--- THE EXERCISE ---
Below are the records; pull every line that includes "Population".

--- INPUT ROWS ---
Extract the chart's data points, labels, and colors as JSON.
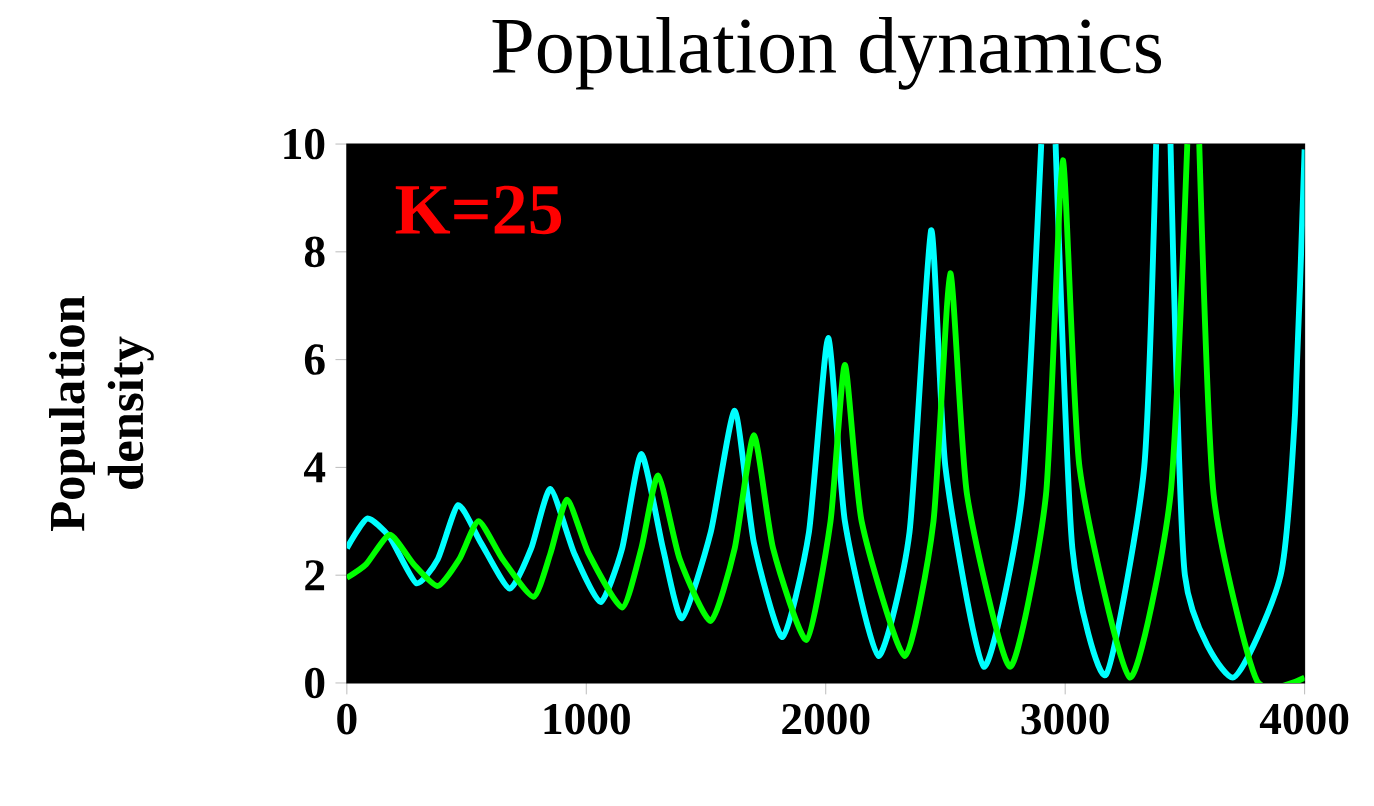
{
  "chart_data": {
    "type": "line",
    "title": "Population dynamics",
    "ylabel": "Population density",
    "annotations": [
      "K=25"
    ],
    "xlim": [
      0,
      4000
    ],
    "xticks": [
      0,
      1000,
      2000,
      3000,
      4000
    ],
    "ylim": [
      0,
      10
    ],
    "yticks": [
      0,
      2,
      4,
      6,
      8,
      10
    ],
    "grid": false,
    "series": [
      {
        "color": "#00ffff",
        "x": [
          0,
          85,
          180,
          290,
          380,
          465,
          560,
          680,
          770,
          850,
          950,
          1060,
          1150,
          1230,
          1320,
          1400,
          1520,
          1620,
          1700,
          1820,
          1930,
          2010,
          2080,
          2220,
          2350,
          2440,
          2500,
          2660,
          2820,
          2900,
          2930,
          2960,
          3030,
          3170,
          3330,
          3380,
          3410,
          3440,
          3500,
          3700,
          3900,
          3960,
          4000
        ],
        "values": [
          2.5,
          3.05,
          2.7,
          1.85,
          2.3,
          3.3,
          2.6,
          1.75,
          2.5,
          3.6,
          2.4,
          1.5,
          2.5,
          4.25,
          2.5,
          1.2,
          2.8,
          5.05,
          2.6,
          0.85,
          2.8,
          6.4,
          3.0,
          0.5,
          2.8,
          8.4,
          4.0,
          0.3,
          3.5,
          10,
          null,
          10,
          2.5,
          0.15,
          4,
          10,
          null,
          10,
          2,
          0.1,
          2,
          5,
          9.9
        ]
      },
      {
        "color": "#00ff00",
        "x": [
          0,
          80,
          180,
          280,
          380,
          470,
          550,
          650,
          780,
          850,
          920,
          1010,
          1150,
          1230,
          1300,
          1390,
          1520,
          1620,
          1700,
          1780,
          1920,
          2020,
          2080,
          2150,
          2330,
          2450,
          2520,
          2590,
          2770,
          2920,
          2990,
          3060,
          3270,
          3440,
          3510,
          3535,
          3560,
          3620,
          3800,
          4000
        ],
        "values": [
          1.95,
          2.2,
          2.75,
          2.2,
          1.8,
          2.3,
          3.0,
          2.3,
          1.6,
          2.4,
          3.4,
          2.4,
          1.4,
          2.5,
          3.85,
          2.3,
          1.15,
          2.5,
          4.6,
          2.5,
          0.8,
          3,
          5.9,
          3,
          0.5,
          3,
          7.6,
          3.5,
          0.3,
          3.5,
          9.7,
          4,
          0.1,
          3.5,
          10,
          null,
          10,
          3.5,
          0.05,
          0.1
        ]
      }
    ]
  }
}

--- WRITTEN ANSWER ---
    "title": "Population dynamics",
    "ylabel": "Population density",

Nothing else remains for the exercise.